Objective:
Copy all the material that follows, keeping every character the same.

Source records
◆ ◆ ◆

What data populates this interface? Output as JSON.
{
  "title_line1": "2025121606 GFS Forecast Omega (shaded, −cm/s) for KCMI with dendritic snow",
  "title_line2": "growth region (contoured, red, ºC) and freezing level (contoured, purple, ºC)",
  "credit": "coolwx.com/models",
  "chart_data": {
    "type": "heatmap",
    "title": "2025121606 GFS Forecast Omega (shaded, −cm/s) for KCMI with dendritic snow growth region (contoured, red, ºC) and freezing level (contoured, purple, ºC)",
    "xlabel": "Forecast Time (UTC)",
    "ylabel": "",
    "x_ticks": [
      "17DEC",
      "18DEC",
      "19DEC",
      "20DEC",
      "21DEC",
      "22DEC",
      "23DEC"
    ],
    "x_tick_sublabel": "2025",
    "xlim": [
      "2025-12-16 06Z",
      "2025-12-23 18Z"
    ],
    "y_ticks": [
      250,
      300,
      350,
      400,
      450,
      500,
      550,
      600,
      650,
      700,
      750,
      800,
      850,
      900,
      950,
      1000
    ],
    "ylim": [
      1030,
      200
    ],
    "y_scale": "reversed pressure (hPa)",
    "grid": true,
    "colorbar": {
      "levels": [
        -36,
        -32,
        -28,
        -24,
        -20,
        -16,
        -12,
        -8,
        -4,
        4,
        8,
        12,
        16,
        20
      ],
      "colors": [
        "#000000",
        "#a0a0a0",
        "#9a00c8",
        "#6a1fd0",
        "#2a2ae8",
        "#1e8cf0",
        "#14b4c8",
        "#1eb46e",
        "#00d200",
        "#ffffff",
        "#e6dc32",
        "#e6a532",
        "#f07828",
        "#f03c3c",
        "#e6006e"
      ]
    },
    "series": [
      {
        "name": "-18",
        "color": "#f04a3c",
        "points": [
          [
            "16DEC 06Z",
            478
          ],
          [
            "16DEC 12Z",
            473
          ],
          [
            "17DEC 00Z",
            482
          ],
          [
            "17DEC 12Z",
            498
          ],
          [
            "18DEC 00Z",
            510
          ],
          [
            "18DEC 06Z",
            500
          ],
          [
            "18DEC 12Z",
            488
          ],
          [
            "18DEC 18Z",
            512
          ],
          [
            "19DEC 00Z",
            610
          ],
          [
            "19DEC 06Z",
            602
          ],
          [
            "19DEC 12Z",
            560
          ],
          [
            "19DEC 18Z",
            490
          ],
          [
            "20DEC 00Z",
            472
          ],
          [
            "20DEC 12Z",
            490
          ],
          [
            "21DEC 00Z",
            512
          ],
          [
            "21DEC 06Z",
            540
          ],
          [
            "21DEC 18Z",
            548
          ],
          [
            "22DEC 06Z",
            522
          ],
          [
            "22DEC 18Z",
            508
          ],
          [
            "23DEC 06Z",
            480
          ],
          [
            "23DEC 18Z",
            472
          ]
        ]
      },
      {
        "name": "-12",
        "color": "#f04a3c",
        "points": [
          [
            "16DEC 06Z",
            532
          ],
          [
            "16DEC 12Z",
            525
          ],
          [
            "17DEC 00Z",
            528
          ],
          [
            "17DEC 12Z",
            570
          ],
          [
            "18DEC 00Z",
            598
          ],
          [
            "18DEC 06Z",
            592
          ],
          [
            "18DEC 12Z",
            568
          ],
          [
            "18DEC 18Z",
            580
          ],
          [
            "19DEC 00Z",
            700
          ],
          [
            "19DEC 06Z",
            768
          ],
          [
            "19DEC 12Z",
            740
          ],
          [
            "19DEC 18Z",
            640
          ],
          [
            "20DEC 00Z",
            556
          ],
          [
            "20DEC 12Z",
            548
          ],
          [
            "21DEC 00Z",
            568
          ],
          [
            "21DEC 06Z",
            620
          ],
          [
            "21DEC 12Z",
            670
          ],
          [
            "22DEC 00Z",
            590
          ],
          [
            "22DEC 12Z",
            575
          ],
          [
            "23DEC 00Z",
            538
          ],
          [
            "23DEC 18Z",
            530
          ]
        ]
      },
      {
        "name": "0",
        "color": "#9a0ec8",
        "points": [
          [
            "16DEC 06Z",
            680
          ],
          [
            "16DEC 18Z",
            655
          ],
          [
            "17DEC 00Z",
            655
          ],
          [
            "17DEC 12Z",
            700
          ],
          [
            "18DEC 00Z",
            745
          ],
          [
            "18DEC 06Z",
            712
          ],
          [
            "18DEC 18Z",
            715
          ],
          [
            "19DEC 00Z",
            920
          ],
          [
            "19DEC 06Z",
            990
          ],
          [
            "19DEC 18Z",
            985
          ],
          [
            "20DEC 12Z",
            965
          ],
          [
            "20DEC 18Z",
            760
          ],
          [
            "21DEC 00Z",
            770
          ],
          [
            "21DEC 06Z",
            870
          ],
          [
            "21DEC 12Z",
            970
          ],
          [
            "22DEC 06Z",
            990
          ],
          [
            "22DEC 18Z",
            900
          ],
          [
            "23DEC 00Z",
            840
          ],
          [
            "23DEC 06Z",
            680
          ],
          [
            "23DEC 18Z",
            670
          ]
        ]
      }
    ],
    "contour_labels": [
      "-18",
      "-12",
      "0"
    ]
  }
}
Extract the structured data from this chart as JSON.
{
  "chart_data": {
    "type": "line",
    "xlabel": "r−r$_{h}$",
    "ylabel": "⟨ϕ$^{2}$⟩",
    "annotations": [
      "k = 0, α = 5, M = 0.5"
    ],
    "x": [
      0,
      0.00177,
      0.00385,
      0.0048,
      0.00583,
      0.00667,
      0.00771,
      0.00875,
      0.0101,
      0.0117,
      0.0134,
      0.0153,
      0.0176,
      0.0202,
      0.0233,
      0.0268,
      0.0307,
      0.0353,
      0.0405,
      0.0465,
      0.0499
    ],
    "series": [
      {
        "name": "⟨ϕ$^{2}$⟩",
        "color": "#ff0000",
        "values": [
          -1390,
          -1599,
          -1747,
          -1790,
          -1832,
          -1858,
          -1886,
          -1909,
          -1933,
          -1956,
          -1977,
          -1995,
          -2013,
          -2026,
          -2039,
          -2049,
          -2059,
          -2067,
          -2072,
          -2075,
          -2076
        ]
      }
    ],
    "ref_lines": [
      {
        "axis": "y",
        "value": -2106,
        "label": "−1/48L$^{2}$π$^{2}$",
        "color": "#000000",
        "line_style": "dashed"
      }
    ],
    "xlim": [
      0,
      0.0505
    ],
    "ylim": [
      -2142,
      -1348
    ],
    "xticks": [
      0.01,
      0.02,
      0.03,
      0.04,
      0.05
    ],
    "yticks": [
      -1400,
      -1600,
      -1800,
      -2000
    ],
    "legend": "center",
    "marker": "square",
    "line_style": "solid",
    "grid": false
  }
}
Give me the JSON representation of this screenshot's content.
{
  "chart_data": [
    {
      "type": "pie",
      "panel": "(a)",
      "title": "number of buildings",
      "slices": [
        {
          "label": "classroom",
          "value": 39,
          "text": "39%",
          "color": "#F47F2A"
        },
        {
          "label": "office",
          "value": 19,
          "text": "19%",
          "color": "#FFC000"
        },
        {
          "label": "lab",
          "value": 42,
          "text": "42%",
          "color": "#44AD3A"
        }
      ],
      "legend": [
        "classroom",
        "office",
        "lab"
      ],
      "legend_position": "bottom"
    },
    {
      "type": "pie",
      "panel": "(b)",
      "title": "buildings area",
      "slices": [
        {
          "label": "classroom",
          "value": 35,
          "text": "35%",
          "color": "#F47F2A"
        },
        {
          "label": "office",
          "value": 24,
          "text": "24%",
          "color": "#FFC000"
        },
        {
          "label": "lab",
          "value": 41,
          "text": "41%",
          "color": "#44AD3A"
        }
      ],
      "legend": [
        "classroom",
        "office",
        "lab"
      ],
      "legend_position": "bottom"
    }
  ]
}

◆ ◆ ◆

Answer for the task:
What data populates this interface? Output as JSON.
{
  "title_line1": "2025121606 GFS Forecast Omega (shaded, −cm/s) for KCMI with dendritic snow",
  "title_line2": "growth region (contoured, red, ºC) and freezing level (contoured, purple, ºC)",
  "credit": "coolwx.com/models",
  "chart_data": {
    "type": "heatmap",
    "title": "2025121606 GFS Forecast Omega (shaded, −cm/s) for KCMI with dendritic snow growth region (contoured, red, ºC) and freezing level (contoured, purple, ºC)",
    "xlabel": "Forecast Time (UTC)",
    "ylabel": "",
    "x_ticks": [
      "17DEC",
      "18DEC",
      "19DEC",
      "20DEC",
      "21DEC",
      "22DEC",
      "23DEC"
    ],
    "x_tick_sublabel": "2025",
    "xlim": [
      "2025-12-16 06Z",
      "2025-12-23 18Z"
    ],
    "y_ticks": [
      250,
      300,
      350,
      400,
      450,
      500,
      550,
      600,
      650,
      700,
      750,
      800,
      850,
      900,
      950,
      1000
    ],
    "ylim": [
      1030,
      200
    ],
    "y_scale": "reversed pressure (hPa)",
    "grid": true,
    "colorbar": {
      "levels": [
        -36,
        -32,
        -28,
        -24,
        -20,
        -16,
        -12,
        -8,
        -4,
        4,
        8,
        12,
        16,
        20
      ],
      "colors": [
        "#000000",
        "#a0a0a0",
        "#9a00c8",
        "#6a1fd0",
        "#2a2ae8",
        "#1e8cf0",
        "#14b4c8",
        "#1eb46e",
        "#00d200",
        "#ffffff",
        "#e6dc32",
        "#e6a532",
        "#f07828",
        "#f03c3c",
        "#e6006e"
      ]
    },
    "series": [
      {
        "name": "-18",
        "color": "#f04a3c",
        "points": [
          [
            "16DEC 06Z",
            478
          ],
          [
            "16DEC 12Z",
            473
          ],
          [
            "17DEC 00Z",
            482
          ],
          [
            "17DEC 12Z",
            498
          ],
          [
            "18DEC 00Z",
            510
          ],
          [
            "18DEC 06Z",
            500
          ],
          [
            "18DEC 12Z",
            488
          ],
          [
            "18DEC 18Z",
            512
          ],
          [
            "19DEC 00Z",
            610
          ],
          [
            "19DEC 06Z",
            602
          ],
          [
            "19DEC 12Z",
            560
          ],
          [
            "19DEC 18Z",
            490
          ],
          [
            "20DEC 00Z",
            472
          ],
          [
            "20DEC 12Z",
            490
          ],
          [
            "21DEC 00Z",
            512
          ],
          [
            "21DEC 06Z",
            540
          ],
          [
            "21DEC 18Z",
            548
          ],
          [
            "22DEC 06Z",
            522
          ],
          [
            "22DEC 18Z",
            508
          ],
          [
            "23DEC 06Z",
            480
          ],
          [
            "23DEC 18Z",
            472
          ]
        ]
      },
      {
        "name": "-12",
        "color": "#f04a3c",
        "points": [
          [
            "16DEC 06Z",
            532
          ],
          [
            "16DEC 12Z",
            525
          ],
          [
            "17DEC 00Z",
            528
          ],
          [
            "17DEC 12Z",
            570
          ],
          [
            "18DEC 00Z",
            598
          ],
          [
            "18DEC 06Z",
            592
          ],
          [
            "18DEC 12Z",
            568
          ],
          [
            "18DEC 18Z",
            580
          ],
          [
            "19DEC 00Z",
            700
          ],
          [
            "19DEC 06Z",
            768
          ],
          [
            "19DEC 12Z",
            740
          ],
          [
            "19DEC 18Z",
            640
          ],
          [
            "20DEC 00Z",
            556
          ],
          [
            "20DEC 12Z",
            548
          ],
          [
            "21DEC 00Z",
            568
          ],
          [
            "21DEC 06Z",
            620
          ],
          [
            "21DEC 12Z",
            670
          ],
          [
            "22DEC 00Z",
            590
          ],
          [
            "22DEC 12Z",
            575
          ],
          [
            "23DEC 00Z",
            538
          ],
          [
            "23DEC 18Z",
            530
          ]
        ]
      },
      {
        "name": "0",
        "color": "#9a0ec8",
        "points": [
          [
            "16DEC 06Z",
            680
          ],
          [
            "16DEC 18Z",
            655
          ],
          [
            "17DEC 00Z",
            655
          ],
          [
            "17DEC 12Z",
            700
          ],
          [
            "18DEC 00Z",
            745
          ],
          [
            "18DEC 06Z",
            712
          ],
          [
            "18DEC 18Z",
            715
          ],
          [
            "19DEC 00Z",
            920
          ],
          [
            "19DEC 06Z",
            990
          ],
          [
            "19DEC 18Z",
            985
          ],
          [
            "20DEC 12Z",
            965
          ],
          [
            "20DEC 18Z",
            760
          ],
          [
            "21DEC 00Z",
            770
          ],
          [
            "21DEC 06Z",
            870
          ],
          [
            "21DEC 12Z",
            970
          ],
          [
            "22DEC 06Z",
            990
          ],
          [
            "22DEC 18Z",
            900
          ],
          [
            "23DEC 00Z",
            840
          ],
          [
            "23DEC 06Z",
            680
          ],
          [
            "23DEC 18Z",
            670
          ]
        ]
      }
    ],
    "contour_labels": [
      "-18",
      "-12",
      "0"
    ]
  }
}
Extract the structured data from this chart as JSON.
{
  "chart_data": {
    "type": "line",
    "xlabel": "r−r$_{h}$",
    "ylabel": "⟨ϕ$^{2}$⟩",
    "annotations": [
      "k = 0, α = 5, M = 0.5"
    ],
    "x": [
      0,
      0.00177,
      0.00385,
      0.0048,
      0.00583,
      0.00667,
      0.00771,
      0.00875,
      0.0101,
      0.0117,
      0.0134,
      0.0153,
      0.0176,
      0.0202,
      0.0233,
      0.0268,
      0.0307,
      0.0353,
      0.0405,
      0.0465,
      0.0499
    ],
    "series": [
      {
        "name": "⟨ϕ$^{2}$⟩",
        "color": "#ff0000",
        "values": [
          -1390,
          -1599,
          -1747,
          -1790,
          -1832,
          -1858,
          -1886,
          -1909,
          -1933,
          -1956,
          -1977,
          -1995,
          -2013,
          -2026,
          -2039,
          -2049,
          -2059,
          -2067,
          -2072,
          -2075,
          -2076
        ]
      }
    ],
    "ref_lines": [
      {
        "axis": "y",
        "value": -2106,
        "label": "−1/48L$^{2}$π$^{2}$",
        "color": "#000000",
        "line_style": "dashed"
      }
    ],
    "xlim": [
      0,
      0.0505
    ],
    "ylim": [
      -2142,
      -1348
    ],
    "xticks": [
      0.01,
      0.02,
      0.03,
      0.04,
      0.05
    ],
    "yticks": [
      -1400,
      -1600,
      -1800,
      -2000
    ],
    "legend": "center",
    "marker": "square",
    "line_style": "solid",
    "grid": false
  }
}
Give me the JSON representation of this screenshot's content.
{
  "chart_data": [
    {
      "type": "pie",
      "panel": "(a)",
      "title": "number of buildings",
      "slices": [
        {
          "label": "classroom",
          "value": 39,
          "text": "39%",
          "color": "#F47F2A"
        },
        {
          "label": "office",
          "value": 19,
          "text": "19%",
          "color": "#FFC000"
        },
        {
          "label": "lab",
          "value": 42,
          "text": "42%",
          "color": "#44AD3A"
        }
      ],
      "legend": [
        "classroom",
        "office",
        "lab"
      ],
      "legend_position": "bottom"
    },
    {
      "type": "pie",
      "panel": "(b)",
      "title": "buildings area",
      "slices": [
        {
          "label": "classroom",
          "value": 35,
          "text": "35%",
          "color": "#F47F2A"
        },
        {
          "label": "office",
          "value": 24,
          "text": "24%",
          "color": "#FFC000"
        },
        {
          "label": "lab",
          "value": 41,
          "text": "41%",
          "color": "#44AD3A"
        }
      ],
      "legend": [
        "classroom",
        "office",
        "lab"
      ],
      "legend_position": "bottom"
    }
  ]
}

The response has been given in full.